*What this task involves*:
Across the entries below, how many lines contain the string "λⱼαⱼ"? Give only the count.
begin
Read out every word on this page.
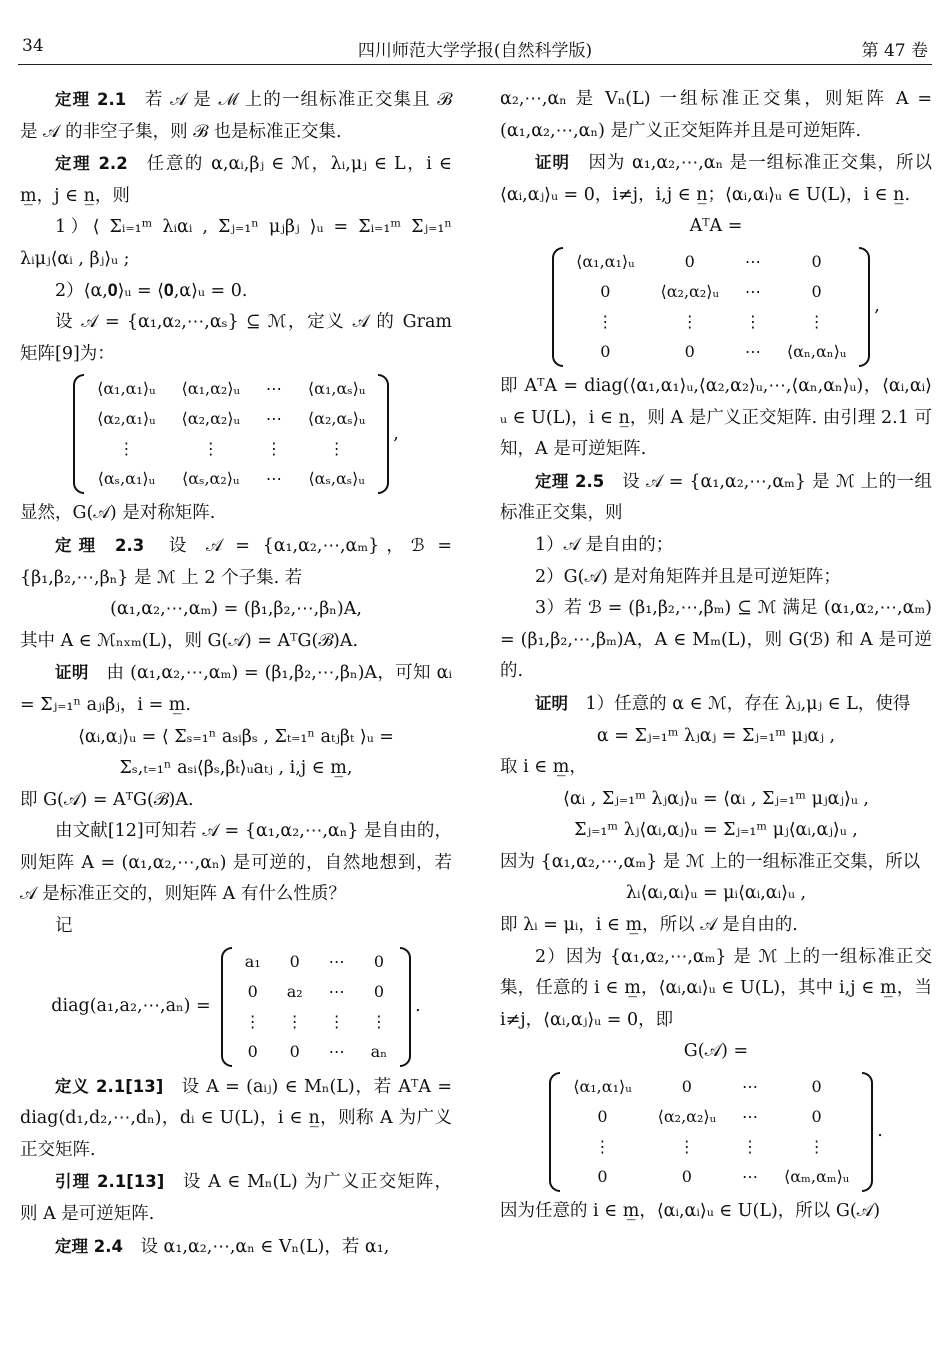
34	四川师范大学学报(自然科学版)	第 47 卷

定理 2.1  若 𝒜 是 ℳ 上的一组标准正交集且 ℬ 是 𝒜 的非空子集，则 ℬ 也是标准正交集.

定理 2.2  任意的 α,αᵢ,βⱼ ∈ ℳ，λᵢ,μⱼ ∈ L，i ∈ m̲，j ∈ n̲，则

1）⟨ Σᵢ₌₁ᵐ λᵢαᵢ , Σⱼ₌₁ⁿ μⱼβⱼ ⟩ᵤ = Σᵢ₌₁ᵐ Σⱼ₌₁ⁿ λᵢμⱼ⟨αᵢ , βⱼ⟩ᵤ ;

2）⟨α,𝟎⟩ᵤ = ⟨𝟎,α⟩ᵤ = 0.

设 𝒜 = {α₁,α₂,⋯,αₛ} ⊆ ℳ，定义 𝒜 的 Gram 矩阵[9]为：

⟨α₁,α₁⟩ᵤ	⟨α₁,α₂⟩ᵤ	⋯	⟨α₁,αₛ⟩ᵤ
⟨α₂,α₁⟩ᵤ	⟨α₂,α₂⟩ᵤ	⋯	⟨α₂,αₛ⟩ᵤ
⋮	⋮	⋮	⋮
⟨αₛ,α₁⟩ᵤ	⟨αₛ,α₂⟩ᵤ	⋯	⟨αₛ,αₛ⟩ᵤ
,

显然，G(𝒜) 是对称矩阵.

定理 2.3  设 𝒜 = {α₁,α₂,⋯,αₘ}，ℬ = {β₁,β₂,⋯,βₙ} 是 ℳ 上 2 个子集. 若

(α₁,α₂,⋯,αₘ) = (β₁,β₂,⋯,βₙ)A,

其中 A ∈ ℳₙₓₘ(L)，则 G(𝒜) = AᵀG(ℬ)A.

证明  由 (α₁,α₂,⋯,αₘ) = (β₁,β₂,⋯,βₙ)A，可知 αᵢ = Σⱼ₌₁ⁿ aⱼᵢβⱼ，i = m̲.

⟨αᵢ,αⱼ⟩ᵤ = ⟨ Σₛ₌₁ⁿ aₛᵢβₛ , Σₜ₌₁ⁿ aₜⱼβₜ ⟩ᵤ =
Σₛ,ₜ₌₁ⁿ aₛᵢ⟨βₛ,βₜ⟩ᵤaₜⱼ , i,j ∈ m̲,

即 G(𝒜) = AᵀG(ℬ)A.

由文献[12]可知若 𝒜 = {α₁,α₂,⋯,αₙ} 是自由的，则矩阵 A = (α₁,α₂,⋯,αₙ) 是可逆的，自然地想到，若 𝒜 是标准正交的，则矩阵 A 有什么性质？

记

diag(a₁,a₂,⋯,aₙ) =
a₁	0	⋯	0
0	a₂	⋯	0
⋮	⋮	⋮	⋮
0	0	⋯	aₙ
.

定义 2.1[13]  设 A = (aᵢⱼ) ∈ Mₙ(L)，若 AᵀA = diag(d₁,d₂,⋯,dₙ)，dᵢ ∈ U(L)，i ∈ n̲，则称 A 为广义正交矩阵.

引理 2.1[13]  设 A ∈ Mₙ(L) 为广义正交矩阵，则 A 是可逆矩阵.

定理 2.4  设 α₁,α₂,⋯,αₙ ∈ Vₙ(L)，若 α₁,

α₂,⋯,αₙ 是 Vₙ(L) 一组标准正交集，则矩阵 A = (α₁,α₂,⋯,αₙ) 是广义正交矩阵并且是可逆矩阵.

证明  因为 α₁,α₂,⋯,αₙ 是一组标准正交集，所以 ⟨αᵢ,αⱼ⟩ᵤ = 0，i≠j，i,j ∈ n̲；⟨αᵢ,αᵢ⟩ᵤ ∈ U(L)，i ∈ n̲.

AᵀA =
⟨α₁,α₁⟩ᵤ	0	⋯	0
0	⟨α₂,α₂⟩ᵤ	⋯	0
⋮	⋮	⋮	⋮
0	0	⋯	⟨αₙ,αₙ⟩ᵤ
,

即 AᵀA = diag(⟨α₁,α₁⟩ᵤ,⟨α₂,α₂⟩ᵤ,⋯,⟨αₙ,αₙ⟩ᵤ)，⟨αᵢ,αᵢ⟩ᵤ ∈ U(L)，i ∈ n̲，则 A 是广义正交矩阵. 由引理 2.1 可知，A 是可逆矩阵.

定理 2.5  设 𝒜 = {α₁,α₂,⋯,αₘ} 是 ℳ 上的一组标准正交集，则

1）𝒜 是自由的；

2）G(𝒜) 是对角矩阵并且是可逆矩阵；

3）若 ℬ = (β₁,β₂,⋯,βₘ) ⊆ ℳ 满足 (α₁,α₂,⋯,αₘ) = (β₁,β₂,⋯,βₘ)A，A ∈ Mₘ(L)，则 G(ℬ) 和 A 是可逆的.

证明  1）任意的 α ∈ ℳ，存在 λⱼ,μⱼ ∈ L，使得

α = Σⱼ₌₁ᵐ λⱼαⱼ = Σⱼ₌₁ᵐ μⱼαⱼ ,

取 i ∈ m̲，

⟨αᵢ , Σⱼ₌₁ᵐ λⱼαⱼ⟩ᵤ = ⟨αᵢ , Σⱼ₌₁ᵐ μⱼαⱼ⟩ᵤ ,
Σⱼ₌₁ᵐ λⱼ⟨αᵢ,αⱼ⟩ᵤ = Σⱼ₌₁ᵐ μⱼ⟨αᵢ,αⱼ⟩ᵤ ,

因为 {α₁,α₂,⋯,αₘ} 是 ℳ 上的一组标准正交集，所以

λᵢ⟨αᵢ,αᵢ⟩ᵤ = μᵢ⟨αᵢ,αᵢ⟩ᵤ ,

即 λᵢ = μᵢ，i ∈ m̲，所以 𝒜 是自由的.

2）因为 {α₁,α₂,⋯,αₘ} 是 ℳ 上的一组标准正交集，任意的 i ∈ m̲，⟨αᵢ,αᵢ⟩ᵤ ∈ U(L)，其中 i,j ∈ m̲，当 i≠j，⟨αᵢ,αⱼ⟩ᵤ = 0，即

G(𝒜) =
⟨α₁,α₁⟩ᵤ	0	⋯	0
0	⟨α₂,α₂⟩ᵤ	⋯	0
⋮	⋮	⋮	⋮
0	0	⋯	⟨αₘ,αₘ⟩ᵤ
.

因为任意的 i ∈ m̲，⟨αᵢ,αᵢ⟩ᵤ ∈ U(L)，所以 G(𝒜)
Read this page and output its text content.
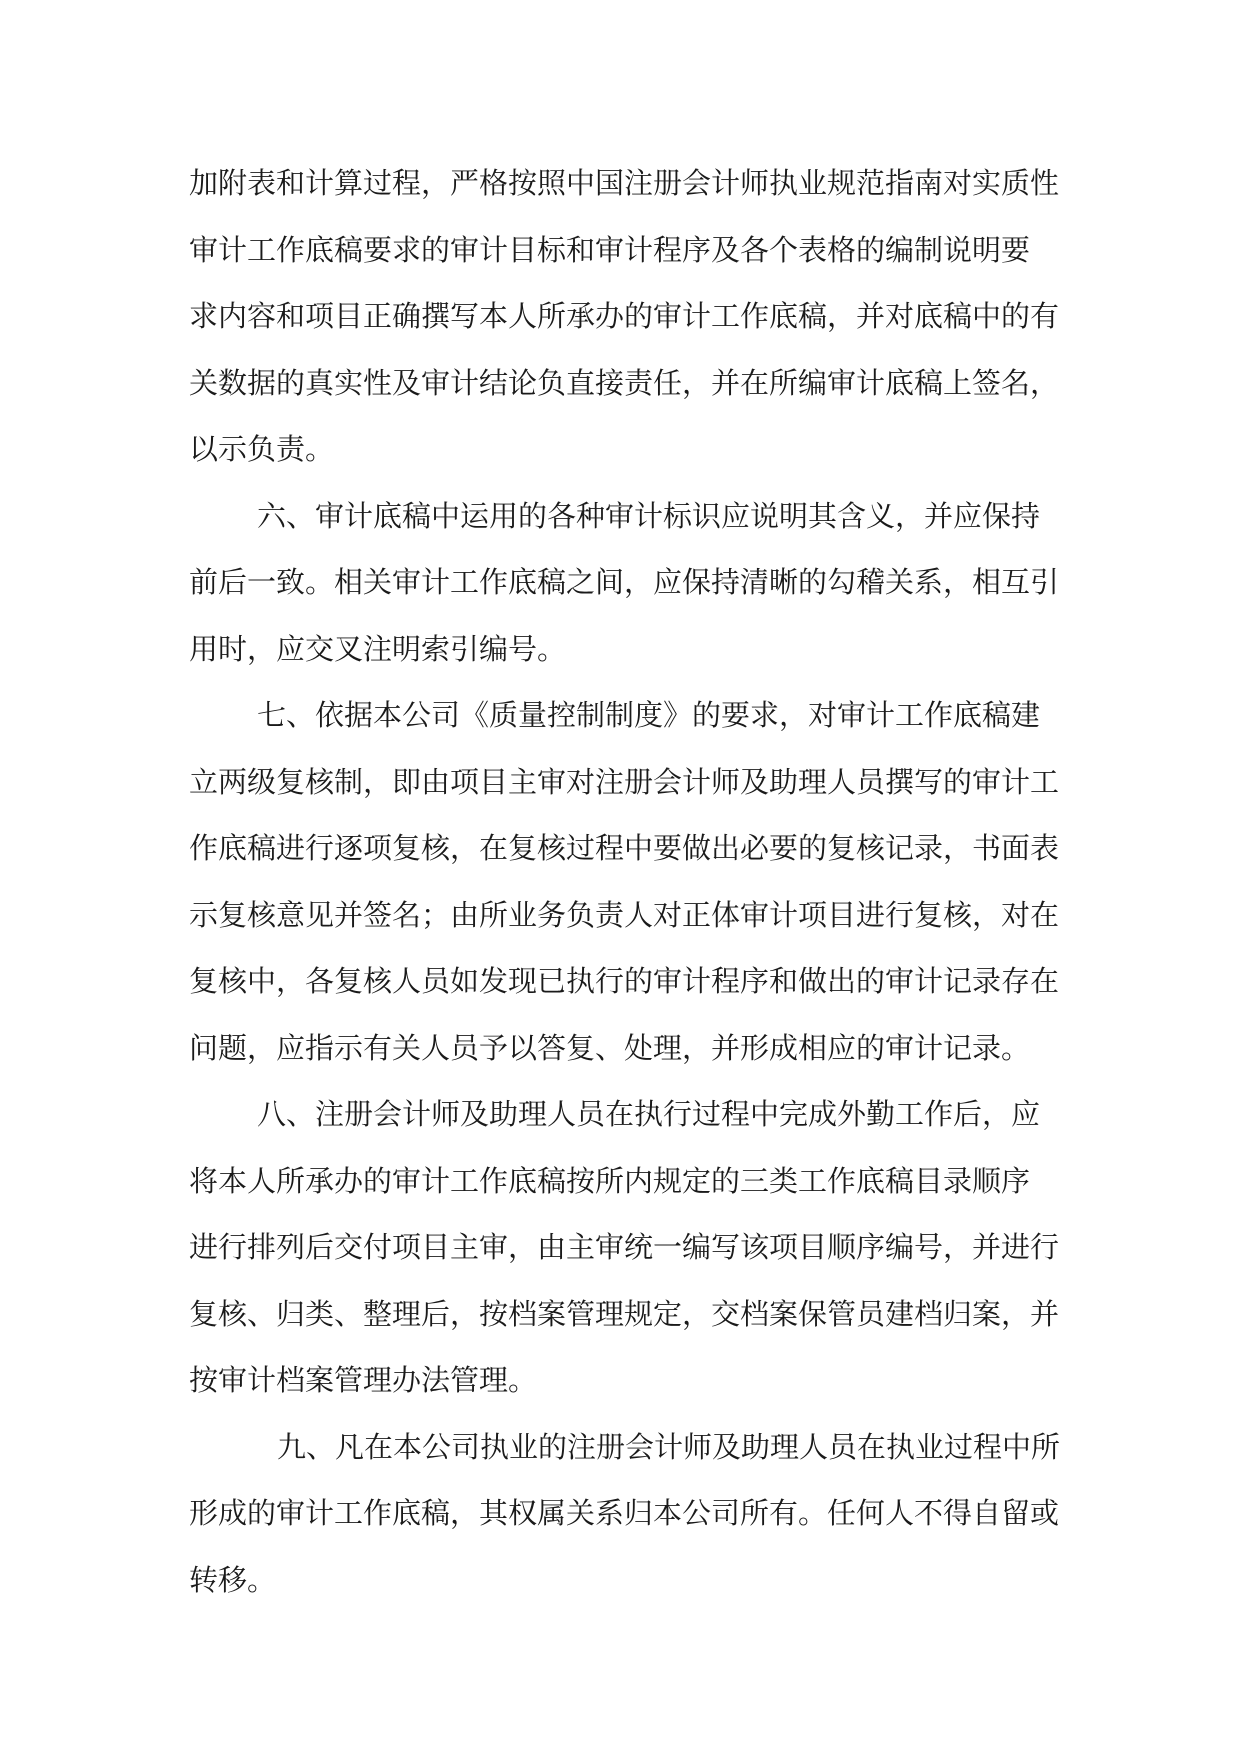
加附表和计算过程，严格按照中国注册会计师执业规范指南对实质性
审计工作底稿要求的审计目标和审计程序及各个表格的编制说明要
求内容和项目正确撰写本人所承办的审计工作底稿，并对底稿中的有
关数据的真实性及审计结论负直接责任，并在所编审计底稿上签名，
以示负责。
六、审计底稿中运用的各种审计标识应说明其含义，并应保持
前后一致。相关审计工作底稿之间，应保持清晰的勾稽关系，相互引
用时，应交叉注明索引编号。
七、依据本公司《质量控制制度》的要求，对审计工作底稿建
立两级复核制，即由项目主审对注册会计师及助理人员撰写的审计工
作底稿进行逐项复核，在复核过程中要做出必要的复核记录，书面表
示复核意见并签名；由所业务负责人对正体审计项目进行复核，对在
复核中，各复核人员如发现已执行的审计程序和做出的审计记录存在
问题，应指示有关人员予以答复、处理，并形成相应的审计记录。
八、注册会计师及助理人员在执行过程中完成外勤工作后，应
将本人所承办的审计工作底稿按所内规定的三类工作底稿目录顺序
进行排列后交付项目主审，由主审统一编写该项目顺序编号，并进行
复核、归类、整理后，按档案管理规定，交档案保管员建档归案，并
按审计档案管理办法管理。
九、凡在本公司执业的注册会计师及助理人员在执业过程中所
形成的审计工作底稿，其权属关系归本公司所有。任何人不得自留或
转移。
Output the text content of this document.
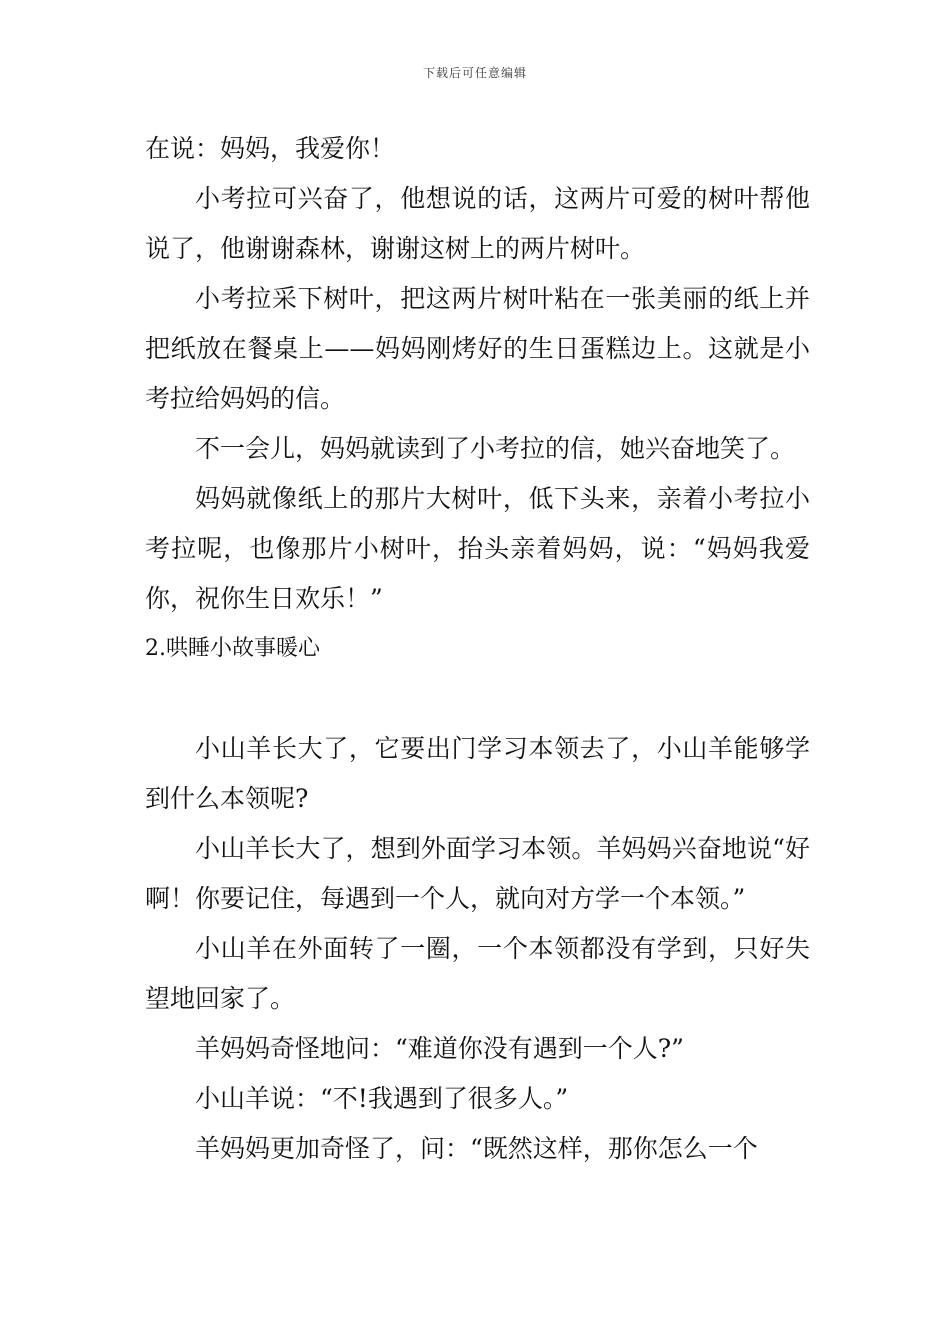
下载后可任意编辑

在说：妈妈，我爱你！

小考拉可兴奋了，他想说的话，这两片可爱的树叶帮他说了，他谢谢森林，谢谢这树上的两片树叶。

小考拉采下树叶，把这两片树叶粘在一张美丽的纸上并把纸放在餐桌上——妈妈刚烤好的生日蛋糕边上。这就是小考拉给妈妈的信。

不一会儿，妈妈就读到了小考拉的信，她兴奋地笑了。

妈妈就像纸上的那片大树叶，低下头来，亲着小考拉小考拉呢，也像那片小树叶，抬头亲着妈妈，说：“妈妈我爱你，祝你生日欢乐！”

2.哄睡小故事暖心

小山羊长大了，它要出门学习本领去了，小山羊能够学到什么本领呢?

小山羊长大了，想到外面学习本领。羊妈妈兴奋地说“好啊！你要记住，每遇到一个人，就向对方学一个本领。”

小山羊在外面转了一圈，一个本领都没有学到，只好失望地回家了。

羊妈妈奇怪地问：“难道你没有遇到一个人?”

小山羊说：“不!我遇到了很多人。”

羊妈妈更加奇怪了，问：“既然这样，那你怎么一个
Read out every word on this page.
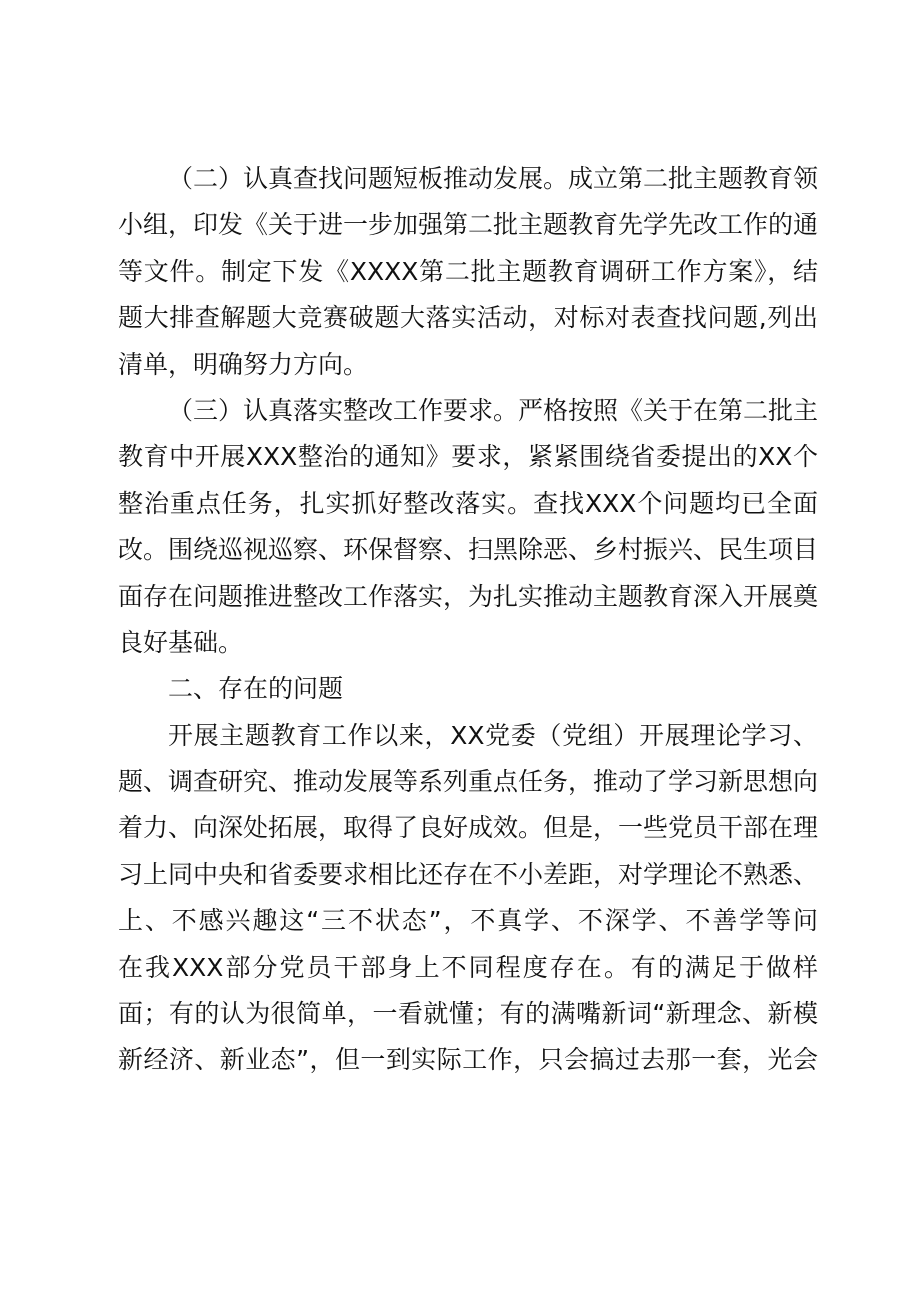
（二）认真查找问题短板推动发展。成立第二批主题教育领
小组，印发《关于进一步加强第二批主题教育先学先改工作的通
等文件。制定下发《XXXX第二批主题教育调研工作方案》，结
题大排查解题大竞赛破题大落实活动，对标对表查找问题,列出
清单，明确努力方向。
（三）认真落实整改工作要求。严格按照《关于在第二批主
教育中开展XXX整治的通知》要求，紧紧围绕省委提出的XX个
整治重点任务，扎实抓好整改落实。查找XXX个问题均已全面
改。围绕巡视巡察、环保督察、扫黑除恶、乡村振兴、民生项目
面存在问题推进整改工作落实，为扎实推动主题教育深入开展奠
良好基础。
二、存在的问题
开展主题教育工作以来，XX党委（党组）开展理论学习、
题、调查研究、推动发展等系列重点任务，推动了学习新思想向
着力、向深处拓展，取得了良好成效。但是，一些党员干部在理
习上同中央和省委要求相比还存在不小差距，对学理论不熟悉、
上、不感兴趣这“三不状态”，不真学、不深学、不善学等问
在我XXX部分党员干部身上不同程度存在。有的满足于做样
面；有的认为很简单，一看就懂；有的满嘴新词“新理念、新模
新经济、新业态”，但一到实际工作，只会搞过去那一套，光会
end
*Worked solution*:
2